→ **The problem**: Each entry below is to be copied verbatim.

→ **Dataset entries**:
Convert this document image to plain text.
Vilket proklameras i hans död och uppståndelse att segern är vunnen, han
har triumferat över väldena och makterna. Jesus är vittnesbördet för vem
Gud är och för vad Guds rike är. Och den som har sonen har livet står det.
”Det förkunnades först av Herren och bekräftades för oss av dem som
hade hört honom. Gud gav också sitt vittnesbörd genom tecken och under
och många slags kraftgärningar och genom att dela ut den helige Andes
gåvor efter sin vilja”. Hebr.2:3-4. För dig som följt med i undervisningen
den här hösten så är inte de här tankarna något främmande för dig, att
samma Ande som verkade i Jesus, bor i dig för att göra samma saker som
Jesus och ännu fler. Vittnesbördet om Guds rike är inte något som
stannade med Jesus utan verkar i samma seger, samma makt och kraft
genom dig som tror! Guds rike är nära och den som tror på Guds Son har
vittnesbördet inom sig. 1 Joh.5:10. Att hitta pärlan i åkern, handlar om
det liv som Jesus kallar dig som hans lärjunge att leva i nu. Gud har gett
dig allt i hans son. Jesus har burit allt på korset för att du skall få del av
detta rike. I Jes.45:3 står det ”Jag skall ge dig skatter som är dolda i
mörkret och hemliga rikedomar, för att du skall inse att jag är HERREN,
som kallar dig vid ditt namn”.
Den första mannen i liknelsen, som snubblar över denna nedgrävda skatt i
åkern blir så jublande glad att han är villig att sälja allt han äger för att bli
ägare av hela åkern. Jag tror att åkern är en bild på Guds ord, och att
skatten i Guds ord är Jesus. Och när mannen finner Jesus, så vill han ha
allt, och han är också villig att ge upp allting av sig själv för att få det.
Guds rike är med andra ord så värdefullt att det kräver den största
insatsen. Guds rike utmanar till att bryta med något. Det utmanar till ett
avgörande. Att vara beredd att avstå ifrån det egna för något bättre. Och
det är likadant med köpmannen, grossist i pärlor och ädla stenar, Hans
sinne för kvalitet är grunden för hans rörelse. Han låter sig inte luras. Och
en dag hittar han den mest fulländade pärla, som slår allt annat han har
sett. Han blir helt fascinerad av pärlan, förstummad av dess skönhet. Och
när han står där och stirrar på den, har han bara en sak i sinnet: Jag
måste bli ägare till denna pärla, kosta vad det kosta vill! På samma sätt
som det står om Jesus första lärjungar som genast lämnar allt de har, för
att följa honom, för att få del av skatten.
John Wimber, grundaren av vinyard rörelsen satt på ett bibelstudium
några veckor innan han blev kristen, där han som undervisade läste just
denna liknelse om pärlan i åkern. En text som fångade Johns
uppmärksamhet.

→ **Answer section**:
Convert this document image to plain text.
Vilket proklameras i hans död och uppståndelse att segern är vunnen, han
har triumferat över väldena och makterna. Jesus är vittnesbördet för vem
Gud är och för vad Guds rike är. Och den som har sonen har livet står det.
”Det förkunnades först av Herren och bekräftades för oss av dem som
hade hört honom. Gud gav också sitt vittnesbörd genom tecken och under
och många slags kraftgärningar och genom att dela ut den helige Andes
gåvor efter sin vilja”. Hebr.2:3-4. För dig som följt med i undervisningen
den här hösten så är inte de här tankarna något främmande för dig, att
samma Ande som verkade i Jesus, bor i dig för att göra samma saker som
Jesus och ännu fler. Vittnesbördet om Guds rike är inte något som
stannade med Jesus utan verkar i samma seger, samma makt och kraft
genom dig som tror! Guds rike är nära och den som tror på Guds Son har
vittnesbördet inom sig. 1 Joh.5:10. Att hitta pärlan i åkern, handlar om
det liv som Jesus kallar dig som hans lärjunge att leva i nu. Gud har gett
dig allt i hans son. Jesus har burit allt på korset för att du skall få del av
detta rike. I Jes.45:3 står det ”Jag skall ge dig skatter som är dolda i
mörkret och hemliga rikedomar, för att du skall inse att jag är HERREN,
som kallar dig vid ditt namn”.
Den första mannen i liknelsen, som snubblar över denna nedgrävda skatt i
åkern blir så jublande glad att han är villig att sälja allt han äger för att bli
ägare av hela åkern. Jag tror att åkern är en bild på Guds ord, och att
skatten i Guds ord är Jesus. Och när mannen finner Jesus, så vill han ha
allt, och han är också villig att ge upp allting av sig själv för att få det.
Guds rike är med andra ord så värdefullt att det kräver den största
insatsen. Guds rike utmanar till att bryta med något. Det utmanar till ett
avgörande. Att vara beredd att avstå ifrån det egna för något bättre. Och
det är likadant med köpmannen, grossist i pärlor och ädla stenar, Hans
sinne för kvalitet är grunden för hans rörelse. Han låter sig inte luras. Och
en dag hittar han den mest fulländade pärla, som slår allt annat han har
sett. Han blir helt fascinerad av pärlan, förstummad av dess skönhet. Och
när han står där och stirrar på den, har han bara en sak i sinnet: Jag
måste bli ägare till denna pärla, kosta vad det kosta vill! På samma sätt
som det står om Jesus första lärjungar som genast lämnar allt de har, för
att följa honom, för att få del av skatten.
John Wimber, grundaren av vinyard rörelsen satt på ett bibelstudium
några veckor innan han blev kristen, där han som undervisade läste just
denna liknelse om pärlan i åkern. En text som fångade Johns
uppmärksamhet.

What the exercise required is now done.